Pero no podemos acelerar este proceso. Al recordar a los amigos que se han ido, quien busca, encuentra menos que quien le permite a las historias brotar de su cuenta, emerger desde lo profundo cuando menos lo esperamos. Y luego están los sueños. Imposible intervenir en uno solo de sus giros, de sus apariciones o su permanencia. Vienen cuando quieren, y muy pocos quedan registrados, una posibilidad en la que suelen prevalecer las pesadillas.
Cuando Graziano murió tenía tres años sin verlo. A veces me preguntaba sobresaltado al despertar lejos de Caracas: “¿Cómo estará?”, y me quedaba absorto viendo una película velocísima sobre todo lo que Graziano había realizado. Me decía o me invadía la convicción de que lo importante no es vivir sino dejar testimonio de haber vivido. Al asomarme a su obra, siento que vivió varias vidas o que no he vivido plenamente la mía. El efecto de esta reflexión es beneficioso, pues me dan unos cálidos deseos de trabajar. Los maestros tienen esa capacidad de sacudir nuestros letargos.
Nuestra relación pasó por diferentes proporciones. La primera vez que lo vi, Graziano tendría treinta y ocho años y yo unos diez, apenas una cuarta parte de su vida. Esa diferencia fue pasando del niño que venera al adulto, a la amistad de un par de viejos, pues este año llegué a tres cuartas partes de lo que Graziano vivió; ojalá fuera de lo que realizó. Ha sido una suerte haber disfrutado de un amplio abanico en el que he pasado de la veneración a la imitación descarada, de la envidia a la camaradería, de una fructífera admiración a un cariño de hermano, de la alegría de los reencuentros a esta serena tristeza ante el final de un ciclo provechoso y pleno. No hay mejor manera de revisar y contar nuestras vidas que pensar en los amigos, esos espejos donde nos vamos reflejando y entendiendo.
Nací en Caracas en marzo de 1950. Soy un piscis que abrió los ojos justo a mitad de siglo con un afán de mirar al pasado y al futuro tan persistente que tiendo a confundirlos. En una ciudad de unos cuatrocientos años, los espacios que habité no tenían más de diez. El hogar, el colegio, hasta la iglesia y la casa de mis abuelos eran recientes. En 1958, mi infancia de continuas mudanzas concluyó en la urbanización Chuao, una retícula sin patios ni plaza, sin cuadras ni mandados a la bodega, contigua al sur del Guaire, un río envilecido que en los años cincuenta no estaba embaulado y durante las noches de sequía olía a indigestión masiva, por más que uno se refugiara bajo las sábanas. Allí conocí sembradíos de postes de luz que circundaban parcelas donde iban apareciendo quintas que jugaban a ser distintas con los mismos timbres, perros y mangueras en estrechos jardines, mientras formaban calles idénticas. Vi tractores avanzar más hacia el sureste, prefigurando un santoral que incluiría a Santa Marta, Santa Sofía, San Luis y Santa Paula, y ninguno de estos sacros episodios bendecía una ciudad o tan siquiera un pequeño pueblo. No sé si la familia Gasparini habría llegado o estaba por llegar a la quinta Paraguaná cuando nos mudamos a Chuao. Nosotros vivíamos casi justo al frente, en la quinta Ladrillal.

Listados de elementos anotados
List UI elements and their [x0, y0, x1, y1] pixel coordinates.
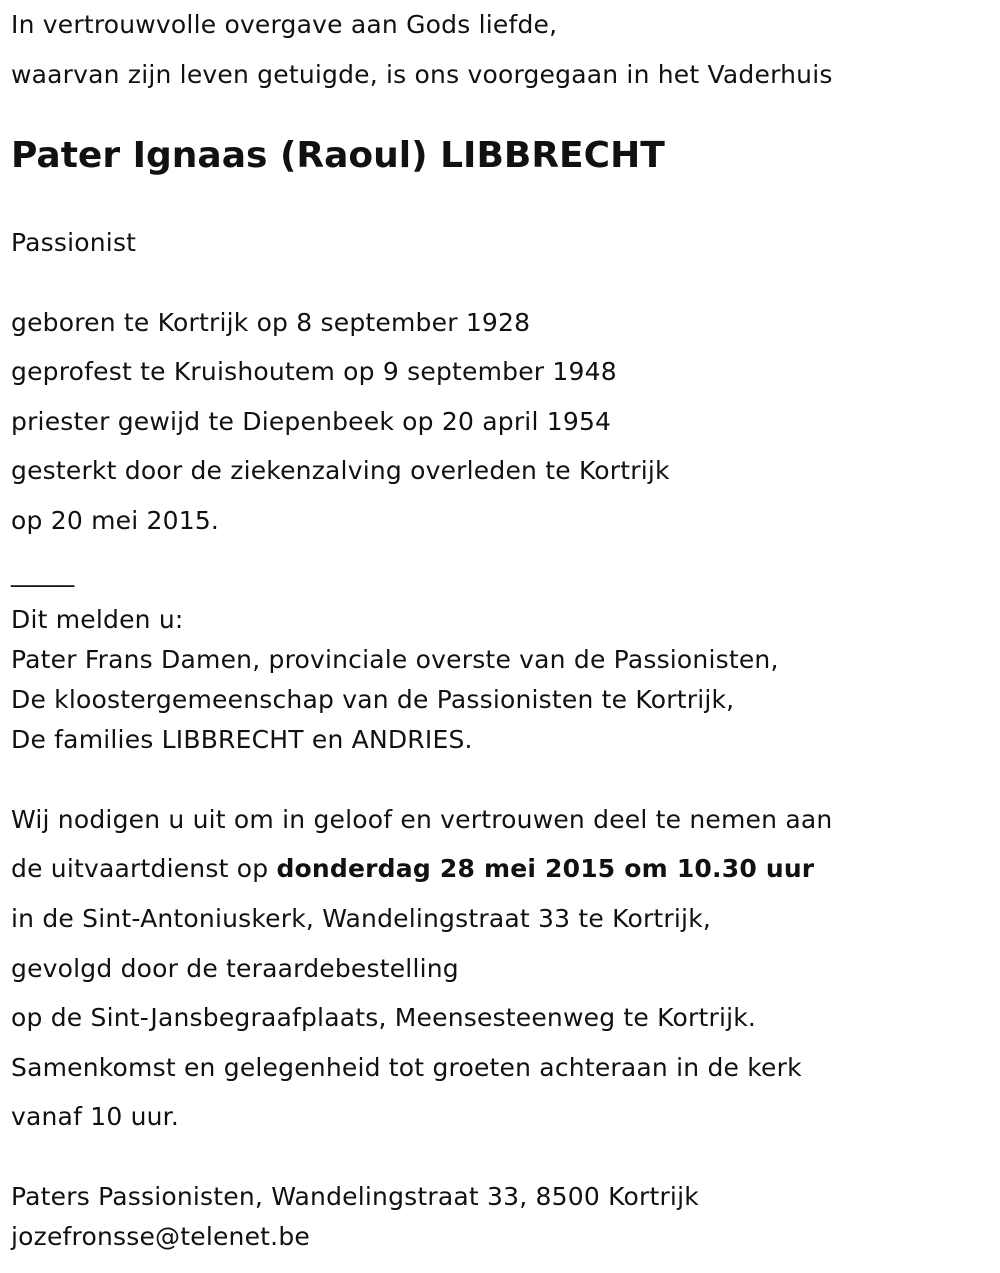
contact-address: Paters Passionisten, Wandelingstraat 33, 8500 Kortrijk [11, 1182, 699, 1211]
funeral-line-5: op de Sint-Jansbegraafplaats, Meensesteenweg te Kortrijk. [11, 1003, 757, 1032]
funeral-line-2-prefix: de uitvaartdienst op [11, 854, 277, 883]
funeral-date-time: donderdag 28 mei 2015 om 10.30 uur [276, 854, 815, 883]
professed-line: geprofest te Kruishoutem op 9 september 1948 [11, 357, 617, 386]
death-line-2: op 20 mei 2015. [11, 506, 220, 535]
announcers-intro: Dit melden u: [11, 605, 184, 634]
announcer-line-3: De families LIBBRECHT en ANDRIES. [11, 725, 473, 754]
deceased-name: Pater Ignaas (Raoul) LIBBRECHT [11, 135, 665, 176]
ordained-line: priester gewijd te Diepenbeek op 20 april 1954 [11, 407, 612, 436]
funeral-line-1: Wij nodigen u uit om in geloof en vertrouwen deel te nemen aan [11, 805, 833, 834]
funeral-line-4: gevolgd door de teraardebestelling [11, 954, 459, 983]
funeral-line-6: Samenkomst en gelegenheid tot groeten achteraan in de kerk [11, 1053, 802, 1082]
funeral-line-2 [11, 854, 814, 884]
announcer-line-1: Pater Frans Damen, provinciale overste van de Passionisten, [11, 645, 779, 674]
death-line-1: gesterkt door de ziekenzalving overleden te Kortrijk [11, 456, 670, 485]
intro-line-2: waarvan zijn leven getuigde, is ons voorgegaan in het Vaderhuis [11, 60, 833, 89]
funeral-line-3: in de Sint-Antoniuskerk, Wandelingstraat 33 te Kortrijk, [11, 904, 712, 933]
announcer-line-2: De kloostergemeenschap van de Passionisten te Kortrijk, [11, 685, 735, 714]
contact-email[interactable]: jozefronsse@telenet.be [11, 1222, 310, 1251]
born-line: geboren te Kortrijk op 8 september 1928 [11, 308, 531, 337]
separator: _____ [11, 558, 75, 587]
deceased-title: Passionist [11, 228, 137, 257]
funeral-line-7: vanaf 10 uur. [11, 1102, 180, 1131]
intro-line-1: In vertrouwvolle overgave aan Gods liefde, [11, 10, 558, 39]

## TAREA BREVE
Del texto sobre Graziano, reproduce el fragmento que comienza con "Pero no podemos" y continúa hasta "prevalecer las pesadillas.", cambiando "pesadillas" por "ensoñaciones".

## RESPUESTA ESPERADA
Pero no podemos acelerar este proceso. Al recordar a los amigos que se han ido, quien busca, encuentra menos que quien le permite a las historias brotar de su cuenta, emerger desde lo profundo cuando menos lo esperamos. Y luego están los sueños. Imposible intervenir en uno solo de sus giros, de sus apariciones o su permanencia. Vienen cuando quieren, y muy pocos quedan registrados, una posibilidad en la que suelen prevalecer las ensoñaciones.